"""

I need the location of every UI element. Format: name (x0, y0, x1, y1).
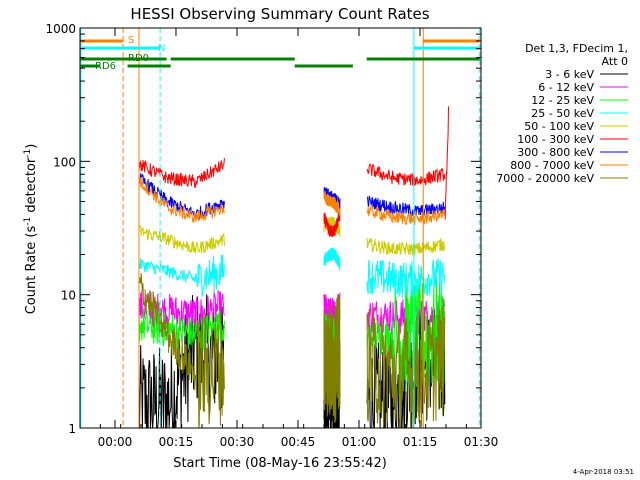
flag-bars: S N RD0 RD6 (80, 35, 480, 72)
plot-data-layer (138, 106, 449, 429)
series-2-segment-2 (366, 276, 446, 396)
series-0-segment-0 (138, 294, 225, 429)
series-8-segment-1 (323, 294, 341, 423)
legend-label-6: 300 - 800 keV (517, 146, 594, 159)
legend-label-4: 50 - 100 keV (524, 120, 594, 133)
series-7-segment-0 (138, 177, 225, 223)
y-tick-label-2: 100 (53, 155, 76, 169)
plot-frame (79, 27, 482, 429)
flag-label-3: RD6 (95, 61, 116, 72)
y-axis-label-main: Count Rate (s (24, 226, 39, 315)
x-tick-label-6: 01:30 (464, 435, 499, 449)
y-tick-label-0: 1 (68, 422, 76, 436)
series-3-segment-0 (138, 254, 225, 298)
x-axis-label: Start Time (08-May-16 23:55:42) (173, 456, 387, 471)
series-6-segment-2 (366, 195, 446, 218)
legend-label-1: 6 - 12 keV (538, 81, 594, 94)
y-axis-label-mid: detector (24, 157, 39, 217)
y-axis-label: Count Rate (s-1 detector-1) (23, 144, 39, 315)
series-5-segment-0 (138, 157, 225, 188)
series-5-segment-1 (323, 209, 341, 238)
legend-header-line1: Det 1,3, FDecim 1, (525, 42, 628, 55)
series-3-segment-1 (323, 247, 341, 270)
legend-header-line2: Att 0 (602, 55, 628, 68)
flag-label-1: N (158, 43, 165, 54)
x-tick-label-2: 00:30 (220, 435, 255, 449)
flare-rise-line (444, 106, 449, 220)
series-7-segment-1 (323, 190, 341, 217)
chart-title: HESSI Observing Summary Count Rates (130, 5, 429, 23)
legend-label-5: 100 - 300 keV (517, 133, 594, 146)
series-3 (138, 247, 446, 298)
flag-label-0: S (128, 35, 134, 46)
series-7 (138, 177, 446, 226)
series-3-segment-2 (366, 258, 446, 298)
series-7-segment-2 (366, 204, 446, 226)
y-tick-label-3: 1000 (45, 22, 76, 36)
series-8 (138, 273, 446, 429)
x-tick-label-1: 00:15 (159, 435, 194, 449)
flag-label-2: RD0 (128, 53, 149, 64)
series-4-segment-2 (366, 238, 446, 256)
vertical-markers (80, 28, 481, 428)
y-axis-label-sup2: -1 (23, 149, 33, 158)
legend-label-0: 3 - 6 keV (545, 68, 594, 81)
x-tick-label-3: 00:45 (281, 435, 316, 449)
x-tick-label-5: 01:15 (403, 435, 438, 449)
x-tick-label-4: 01:00 (342, 435, 377, 449)
y-tick-label-1: 10 (61, 289, 76, 303)
series-5 (138, 157, 446, 238)
legend-label-7: 800 - 7000 keV (510, 159, 594, 172)
legend-label-8: 7000 - 20000 keV (496, 172, 594, 185)
timestamp: 4-Apr-2018 03:51 (573, 468, 634, 476)
legend-label-2: 12 - 25 keV (531, 94, 594, 107)
series-5-segment-2 (366, 163, 446, 187)
x-tick-label-0: 00:00 (98, 435, 133, 449)
y-axis-label-sup1: -1 (23, 217, 33, 226)
series-4-segment-0 (138, 224, 225, 254)
series-8-segment-0 (138, 273, 225, 429)
axes: 00:00 00:15 00:30 00:45 01:00 01:15 01:30 1 10 10… (45, 22, 498, 449)
series-8-segment-2 (366, 298, 446, 429)
legend-label-3: 25 - 50 keV (531, 107, 594, 120)
y-axis-label-end: ) (24, 144, 39, 149)
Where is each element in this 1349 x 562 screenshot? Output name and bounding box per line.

"""

Reproduce every line of the entries above without changing anything, and leave the pictures out.

- Response to the task:
I need the location of every UI element. Format: name (x0, y0, x1, y1).
flag-bars: S N RD0 RD6 (80, 35, 480, 72)
plot-data-layer (138, 106, 449, 429)
series-2-segment-2 (366, 276, 446, 396)
series-0-segment-0 (138, 294, 225, 429)
series-8-segment-1 (323, 294, 341, 423)
legend-label-6: 300 - 800 keV (517, 146, 594, 159)
legend-label-4: 50 - 100 keV (524, 120, 594, 133)
series-7-segment-0 (138, 177, 225, 223)
y-tick-label-2: 100 (53, 155, 76, 169)
plot-frame (79, 27, 482, 429)
flag-label-3: RD6 (95, 61, 116, 72)
y-axis-label-main: Count Rate (s (24, 226, 39, 315)
x-tick-label-6: 01:30 (464, 435, 499, 449)
y-tick-label-0: 1 (68, 422, 76, 436)
series-3-segment-0 (138, 254, 225, 298)
x-axis-label: Start Time (08-May-16 23:55:42) (173, 456, 387, 471)
series-6-segment-2 (366, 195, 446, 218)
legend-label-1: 6 - 12 keV (538, 81, 594, 94)
y-axis-label-mid: detector (24, 157, 39, 217)
y-axis-label: Count Rate (s-1 detector-1) (23, 144, 39, 315)
series-5-segment-0 (138, 157, 225, 188)
series-5-segment-1 (323, 209, 341, 238)
legend-header-line1: Det 1,3, FDecim 1, (525, 42, 628, 55)
series-3-segment-1 (323, 247, 341, 270)
legend-header-line2: Att 0 (602, 55, 628, 68)
flag-label-1: N (158, 43, 165, 54)
x-tick-label-2: 00:30 (220, 435, 255, 449)
flare-rise-line (444, 106, 449, 220)
series-7-segment-1 (323, 190, 341, 217)
chart-title: HESSI Observing Summary Count Rates (130, 5, 429, 23)
legend-label-5: 100 - 300 keV (517, 133, 594, 146)
series-3 (138, 247, 446, 298)
flag-label-0: S (128, 35, 134, 46)
series-7 (138, 177, 446, 226)
series-3-segment-2 (366, 258, 446, 298)
series-7-segment-2 (366, 204, 446, 226)
y-tick-label-3: 1000 (45, 22, 76, 36)
series-8 (138, 273, 446, 429)
x-tick-label-1: 00:15 (159, 435, 194, 449)
flag-label-2: RD0 (128, 53, 149, 64)
series-4-segment-2 (366, 238, 446, 256)
vertical-markers (80, 28, 481, 428)
y-axis-label-sup2: -1 (23, 149, 33, 158)
legend-label-0: 3 - 6 keV (545, 68, 594, 81)
x-tick-label-3: 00:45 (281, 435, 316, 449)
x-tick-label-5: 01:15 (403, 435, 438, 449)
x-tick-label-4: 01:00 (342, 435, 377, 449)
y-tick-label-1: 10 (61, 289, 76, 303)
series-5 (138, 157, 446, 238)
legend-label-7: 800 - 7000 keV (510, 159, 594, 172)
legend-label-8: 7000 - 20000 keV (496, 172, 594, 185)
timestamp: 4-Apr-2018 03:51 (573, 468, 634, 476)
legend-label-2: 12 - 25 keV (531, 94, 594, 107)
series-5-segment-2 (366, 163, 446, 187)
x-tick-label-0: 00:00 (98, 435, 133, 449)
y-axis-label-sup1: -1 (23, 217, 33, 226)
series-4-segment-0 (138, 224, 225, 254)
series-8-segment-0 (138, 273, 225, 429)
axes: 00:00 00:15 00:30 00:45 01:00 01:15 01:30 1 10 10… (45, 22, 498, 449)
series-8-segment-2 (366, 298, 446, 429)
legend-label-3: 25 - 50 keV (531, 107, 594, 120)
y-axis-label-end: ) (24, 144, 39, 149)
Where is each element in this 1349 x 562 screenshot? Output name and bounding box per line.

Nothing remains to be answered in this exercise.